■ **SHORT TASK**
The records below must be duplicated exactly, character for character.

-----

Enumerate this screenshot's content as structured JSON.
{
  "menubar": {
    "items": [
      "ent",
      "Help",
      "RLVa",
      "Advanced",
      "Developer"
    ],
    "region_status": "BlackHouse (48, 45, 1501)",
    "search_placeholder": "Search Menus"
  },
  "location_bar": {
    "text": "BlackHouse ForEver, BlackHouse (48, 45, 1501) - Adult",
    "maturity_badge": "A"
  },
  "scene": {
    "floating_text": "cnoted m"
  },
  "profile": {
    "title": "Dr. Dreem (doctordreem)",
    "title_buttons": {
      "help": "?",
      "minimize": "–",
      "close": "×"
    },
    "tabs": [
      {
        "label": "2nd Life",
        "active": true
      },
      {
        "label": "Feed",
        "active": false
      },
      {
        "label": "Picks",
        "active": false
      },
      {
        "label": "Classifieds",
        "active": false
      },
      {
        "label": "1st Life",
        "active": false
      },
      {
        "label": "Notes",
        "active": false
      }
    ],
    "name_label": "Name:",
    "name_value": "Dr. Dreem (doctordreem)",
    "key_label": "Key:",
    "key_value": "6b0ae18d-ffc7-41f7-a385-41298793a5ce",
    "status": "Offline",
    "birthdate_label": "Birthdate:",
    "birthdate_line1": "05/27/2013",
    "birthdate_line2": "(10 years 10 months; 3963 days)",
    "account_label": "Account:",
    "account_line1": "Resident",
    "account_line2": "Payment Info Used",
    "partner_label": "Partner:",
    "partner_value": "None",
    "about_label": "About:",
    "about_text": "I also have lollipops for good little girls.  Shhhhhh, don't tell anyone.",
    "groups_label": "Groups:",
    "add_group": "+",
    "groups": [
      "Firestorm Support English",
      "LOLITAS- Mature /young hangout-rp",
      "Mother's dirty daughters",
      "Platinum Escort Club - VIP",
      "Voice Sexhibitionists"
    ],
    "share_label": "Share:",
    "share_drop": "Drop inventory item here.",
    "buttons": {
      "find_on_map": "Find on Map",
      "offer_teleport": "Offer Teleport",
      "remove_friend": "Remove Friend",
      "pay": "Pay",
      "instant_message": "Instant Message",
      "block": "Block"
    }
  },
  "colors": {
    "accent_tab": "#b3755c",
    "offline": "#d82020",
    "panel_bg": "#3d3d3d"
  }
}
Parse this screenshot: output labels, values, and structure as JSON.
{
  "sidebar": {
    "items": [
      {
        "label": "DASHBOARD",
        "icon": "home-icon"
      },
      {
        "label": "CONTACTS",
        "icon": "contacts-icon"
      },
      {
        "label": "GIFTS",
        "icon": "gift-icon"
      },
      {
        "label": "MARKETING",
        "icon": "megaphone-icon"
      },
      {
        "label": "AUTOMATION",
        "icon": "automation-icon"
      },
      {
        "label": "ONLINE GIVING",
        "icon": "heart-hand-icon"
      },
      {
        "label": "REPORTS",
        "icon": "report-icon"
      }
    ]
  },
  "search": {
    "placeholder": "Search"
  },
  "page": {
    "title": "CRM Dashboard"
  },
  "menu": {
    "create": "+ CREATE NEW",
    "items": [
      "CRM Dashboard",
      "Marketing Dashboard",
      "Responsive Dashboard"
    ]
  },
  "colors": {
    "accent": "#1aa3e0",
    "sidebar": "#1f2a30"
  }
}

-----

■ **THE ANSWER**
Enumerate this screenshot's content as structured JSON.
{
  "menubar": {
    "items": [
      "ent",
      "Help",
      "RLVa",
      "Advanced",
      "Developer"
    ],
    "region_status": "BlackHouse (48, 45, 1501)",
    "search_placeholder": "Search Menus"
  },
  "location_bar": {
    "text": "BlackHouse ForEver, BlackHouse (48, 45, 1501) - Adult",
    "maturity_badge": "A"
  },
  "scene": {
    "floating_text": "cnoted m"
  },
  "profile": {
    "title": "Dr. Dreem (doctordreem)",
    "title_buttons": {
      "help": "?",
      "minimize": "–",
      "close": "×"
    },
    "tabs": [
      {
        "label": "2nd Life",
        "active": true
      },
      {
        "label": "Feed",
        "active": false
      },
      {
        "label": "Picks",
        "active": false
      },
      {
        "label": "Classifieds",
        "active": false
      },
      {
        "label": "1st Life",
        "active": false
      },
      {
        "label": "Notes",
        "active": false
      }
    ],
    "name_label": "Name:",
    "name_value": "Dr. Dreem (doctordreem)",
    "key_label": "Key:",
    "key_value": "6b0ae18d-ffc7-41f7-a385-41298793a5ce",
    "status": "Offline",
    "birthdate_label": "Birthdate:",
    "birthdate_line1": "05/27/2013",
    "birthdate_line2": "(10 years 10 months; 3963 days)",
    "account_label": "Account:",
    "account_line1": "Resident",
    "account_line2": "Payment Info Used",
    "partner_label": "Partner:",
    "partner_value": "None",
    "about_label": "About:",
    "about_text": "I also have lollipops for good little girls.  Shhhhhh, don't tell anyone.",
    "groups_label": "Groups:",
    "add_group": "+",
    "groups": [
      "Firestorm Support English",
      "LOLITAS- Mature /young hangout-rp",
      "Mother's dirty daughters",
      "Platinum Escort Club - VIP",
      "Voice Sexhibitionists"
    ],
    "share_label": "Share:",
    "share_drop": "Drop inventory item here.",
    "buttons": {
      "find_on_map": "Find on Map",
      "offer_teleport": "Offer Teleport",
      "remove_friend": "Remove Friend",
      "pay": "Pay",
      "instant_message": "Instant Message",
      "block": "Block"
    }
  },
  "colors": {
    "accent_tab": "#b3755c",
    "offline": "#d82020",
    "panel_bg": "#3d3d3d"
  }
}
Parse this screenshot: output labels, values, and structure as JSON.
{
  "sidebar": {
    "items": [
      {
        "label": "DASHBOARD",
        "icon": "home-icon"
      },
      {
        "label": "CONTACTS",
        "icon": "contacts-icon"
      },
      {
        "label": "GIFTS",
        "icon": "gift-icon"
      },
      {
        "label": "MARKETING",
        "icon": "megaphone-icon"
      },
      {
        "label": "AUTOMATION",
        "icon": "automation-icon"
      },
      {
        "label": "ONLINE GIVING",
        "icon": "heart-hand-icon"
      },
      {
        "label": "REPORTS",
        "icon": "report-icon"
      }
    ]
  },
  "search": {
    "placeholder": "Search"
  },
  "page": {
    "title": "CRM Dashboard"
  },
  "menu": {
    "create": "+ CREATE NEW",
    "items": [
      "CRM Dashboard",
      "Marketing Dashboard",
      "Responsive Dashboard"
    ]
  },
  "colors": {
    "accent": "#1aa3e0",
    "sidebar": "#1f2a30"
  }
}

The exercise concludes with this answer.